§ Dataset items
┌──
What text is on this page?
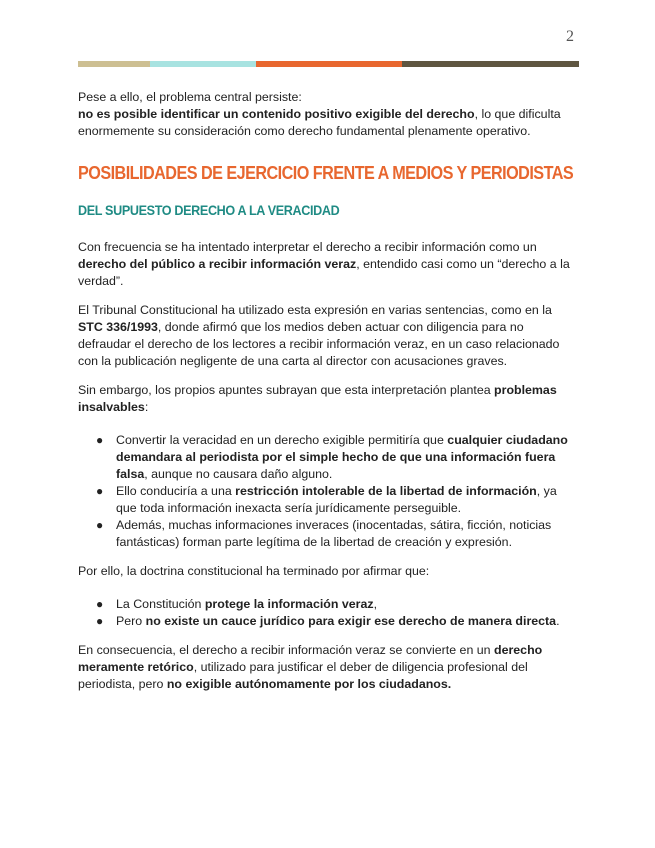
2

Pese a ello, el problema central persiste:
no es posible identificar un contenido positivo exigible del derecho, lo que dificulta enormemente su consideración como derecho fundamental plenamente operativo.

POSIBILIDADES DE EJERCICIO FRENTE A MEDIOS Y PERIODISTAS
DEL SUPUESTO DERECHO A LA VERACIDAD

Con frecuencia se ha intentado interpretar el derecho a recibir información como un derecho del público a recibir información veraz, entendido casi como un “derecho a la verdad”.

El Tribunal Constitucional ha utilizado esta expresión en varias sentencias, como en la STC 336/1993, donde afirmó que los medios deben actuar con diligencia para no defraudar el derecho de los lectores a recibir información veraz, en un caso relacionado con la publicación negligente de una carta al director con acusaciones graves.

Sin embargo, los propios apuntes subrayan que esta interpretación plantea problemas insalvables:

● Convertir la veracidad en un derecho exigible permitiría que cualquier ciudadano demandara al periodista por el simple hecho de que una información fuera falsa, aunque no causara daño alguno.
● Ello conduciría a una restricción intolerable de la libertad de información, ya que toda información inexacta sería jurídicamente perseguible.
● Además, muchas informaciones inveraces (inocentadas, sátira, ficción, noticias fantásticas) forman parte legítima de la libertad de creación y expresión.

Por ello, la doctrina constitucional ha terminado por afirmar que:

● La Constitución protege la información veraz,
● Pero no existe un cauce jurídico para exigir ese derecho de manera directa.

En consecuencia, el derecho a recibir información veraz se convierte en un derecho meramente retórico, utilizado para justificar el deber de diligencia profesional del periodista, pero no exigible autónomamente por los ciudadanos.
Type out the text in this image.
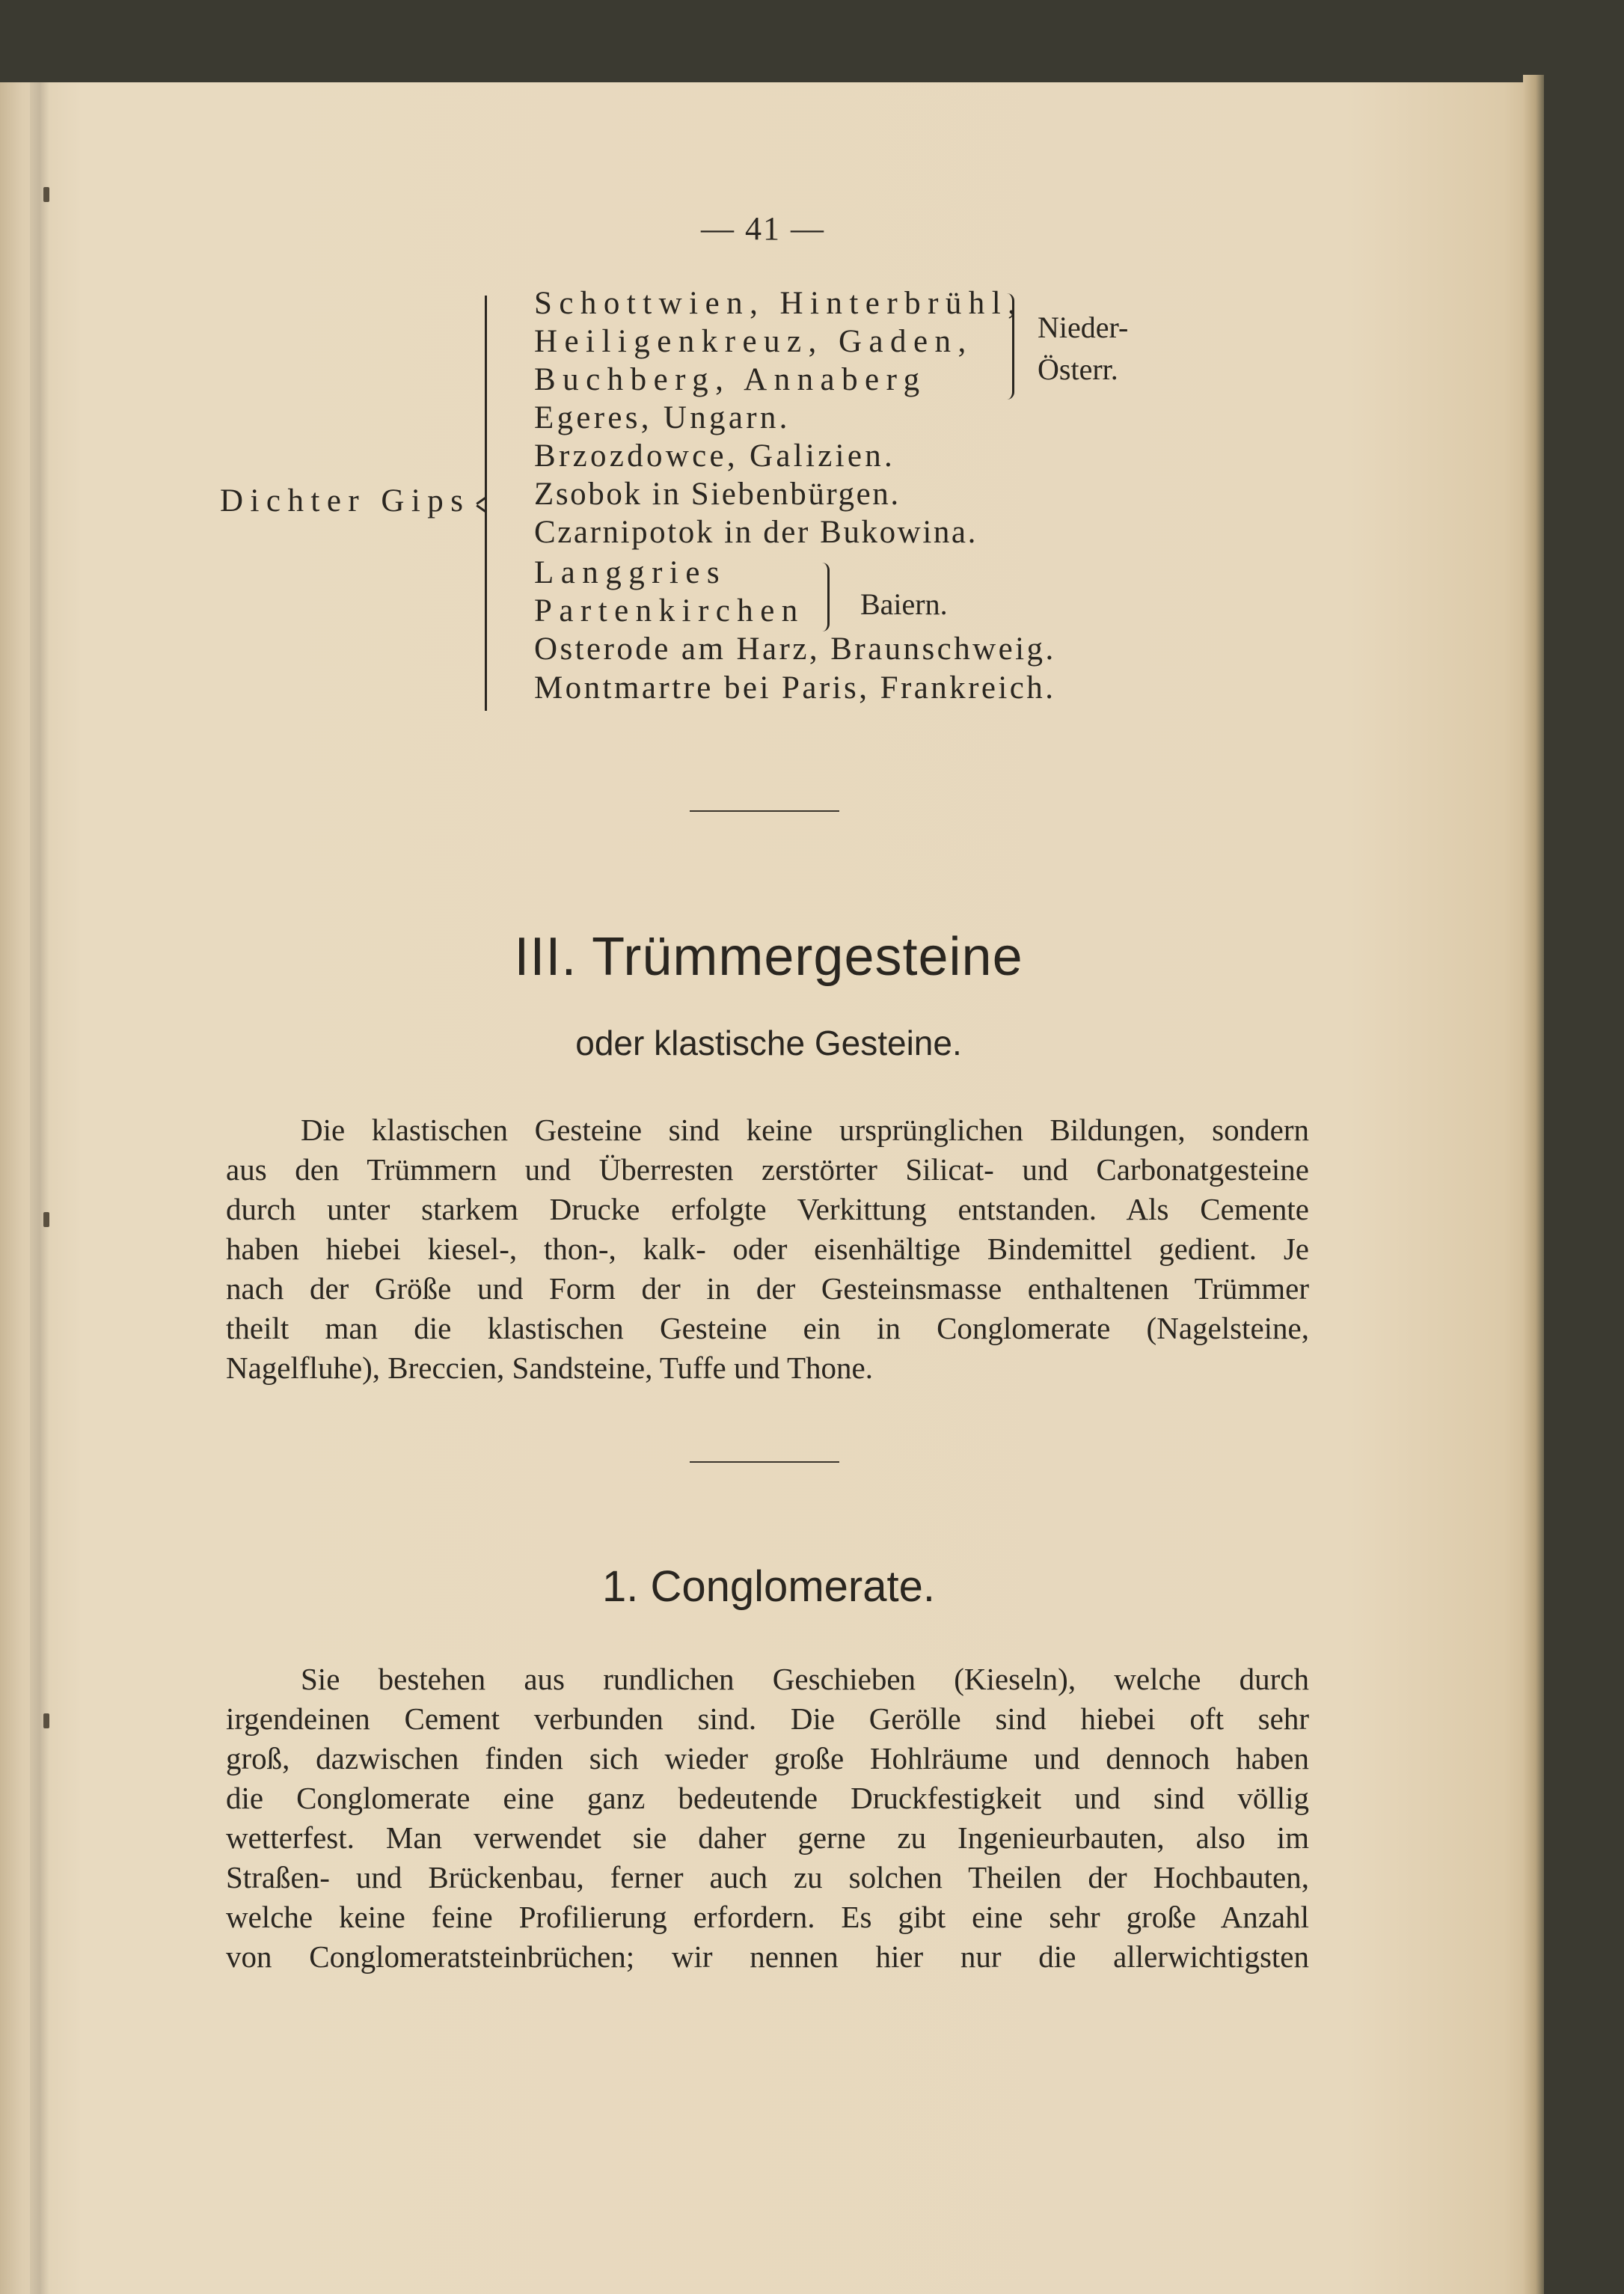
— 41 —
Dichter Gips
Schottwien, Hinterbrühl,
Heiligenkreuz, Gaden,
Buchberg, Annaberg
Egeres, Ungarn.
Brzozdowce, Galizien.
Zsobok in Siebenbürgen.
Czarnipotok in der Bukowina.
Langgries
Partenkirchen
Osterode am Harz, Braunschweig.
Montmartre bei Paris, Frankreich.
Nieder-
Österr.
Baiern.
III. Trümmergesteine
oder klastische Gesteine.
Die klastischen Gesteine sind keine ursprünglichen Bildungen, sondern
aus den Trümmern und Überresten zerstörter Silicat- und Carbonatgesteine
durch unter starkem Drucke erfolgte Verkittung entstanden. Als Cemente
haben hiebei kiesel-, thon-, kalk- oder eisenhältige Bindemittel gedient. Je
nach der Größe und Form der in der Gesteinsmasse enthaltenen Trümmer
theilt man die klastischen Gesteine ein in Conglomerate (Nagelsteine,
Nagelfluhe), Breccien, Sandsteine, Tuffe und Thone.
1. Conglomerate.
Sie bestehen aus rundlichen Geschieben (Kieseln), welche durch
irgendeinen Cement verbunden sind. Die Gerölle sind hiebei oft sehr
groß, dazwischen finden sich wieder große Hohlräume und dennoch haben
die Conglomerate eine ganz bedeutende Druckfestigkeit und sind völlig
wetterfest. Man verwendet sie daher gerne zu Ingenieurbauten, also im
Straßen- und Brückenbau, ferner auch zu solchen Theilen der Hochbauten,
welche keine feine Profilierung erfordern. Es gibt eine sehr große Anzahl
von Conglomeratsteinbrüchen; wir nennen hier nur die allerwichtigsten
└──
§ INSTRUCTION
Omit every picture, then reproduce the rest of the listing exactly.

§ RESULT OF THIS EXERCISE
What text is on this page?
2

Pese a ello, el problema central persiste:
no es posible identificar un contenido positivo exigible del derecho, lo que dificulta enormemente su consideración como derecho fundamental plenamente operativo.

POSIBILIDADES DE EJERCICIO FRENTE A MEDIOS Y PERIODISTAS
DEL SUPUESTO DERECHO A LA VERACIDAD

Con frecuencia se ha intentado interpretar el derecho a recibir información como un derecho del público a recibir información veraz, entendido casi como un “derecho a la verdad”.

El Tribunal Constitucional ha utilizado esta expresión en varias sentencias, como en la STC 336/1993, donde afirmó que los medios deben actuar con diligencia para no defraudar el derecho de los lectores a recibir información veraz, en un caso relacionado con la publicación negligente de una carta al director con acusaciones graves.

Sin embargo, los propios apuntes subrayan que esta interpretación plantea problemas insalvables:

● Convertir la veracidad en un derecho exigible permitiría que cualquier ciudadano demandara al periodista por el simple hecho de que una información fuera falsa, aunque no causara daño alguno.
● Ello conduciría a una restricción intolerable de la libertad de información, ya que toda información inexacta sería jurídicamente perseguible.
● Además, muchas informaciones inveraces (inocentadas, sátira, ficción, noticias fantásticas) forman parte legítima de la libertad de creación y expresión.

Por ello, la doctrina constitucional ha terminado por afirmar que:

● La Constitución protege la información veraz,
● Pero no existe un cauce jurídico para exigir ese derecho de manera directa.

En consecuencia, el derecho a recibir información veraz se convierte en un derecho meramente retórico, utilizado para justificar el deber de diligencia profesional del periodista, pero no exigible autónomamente por los ciudadanos.
Type out the text in this image.
— 41 —
Dichter Gips
Schottwien, Hinterbrühl,
Heiligenkreuz, Gaden,
Buchberg, Annaberg
Egeres, Ungarn.
Brzozdowce, Galizien.
Zsobok in Siebenbürgen.
Czarnipotok in der Bukowina.
Langgries
Partenkirchen
Osterode am Harz, Braunschweig.
Montmartre bei Paris, Frankreich.
Nieder-
Österr.
Baiern.
III. Trümmergesteine
oder klastische Gesteine.
Die klastischen Gesteine sind keine ursprünglichen Bildungen, sondern
aus den Trümmern und Überresten zerstörter Silicat- und Carbonatgesteine
durch unter starkem Drucke erfolgte Verkittung entstanden. Als Cemente
haben hiebei kiesel-, thon-, kalk- oder eisenhältige Bindemittel gedient. Je
nach der Größe und Form der in der Gesteinsmasse enthaltenen Trümmer
theilt man die klastischen Gesteine ein in Conglomerate (Nagelsteine,
Nagelfluhe), Breccien, Sandsteine, Tuffe und Thone.
1. Conglomerate.
Sie bestehen aus rundlichen Geschieben (Kieseln), welche durch
irgendeinen Cement verbunden sind. Die Gerölle sind hiebei oft sehr
groß, dazwischen finden sich wieder große Hohlräume und dennoch haben
die Conglomerate eine ganz bedeutende Druckfestigkeit und sind völlig
wetterfest. Man verwendet sie daher gerne zu Ingenieurbauten, also im
Straßen- und Brückenbau, ferner auch zu solchen Theilen der Hochbauten,
welche keine feine Profilierung erfordern. Es gibt eine sehr große Anzahl
von Conglomeratsteinbrüchen; wir nennen hier nur die allerwichtigsten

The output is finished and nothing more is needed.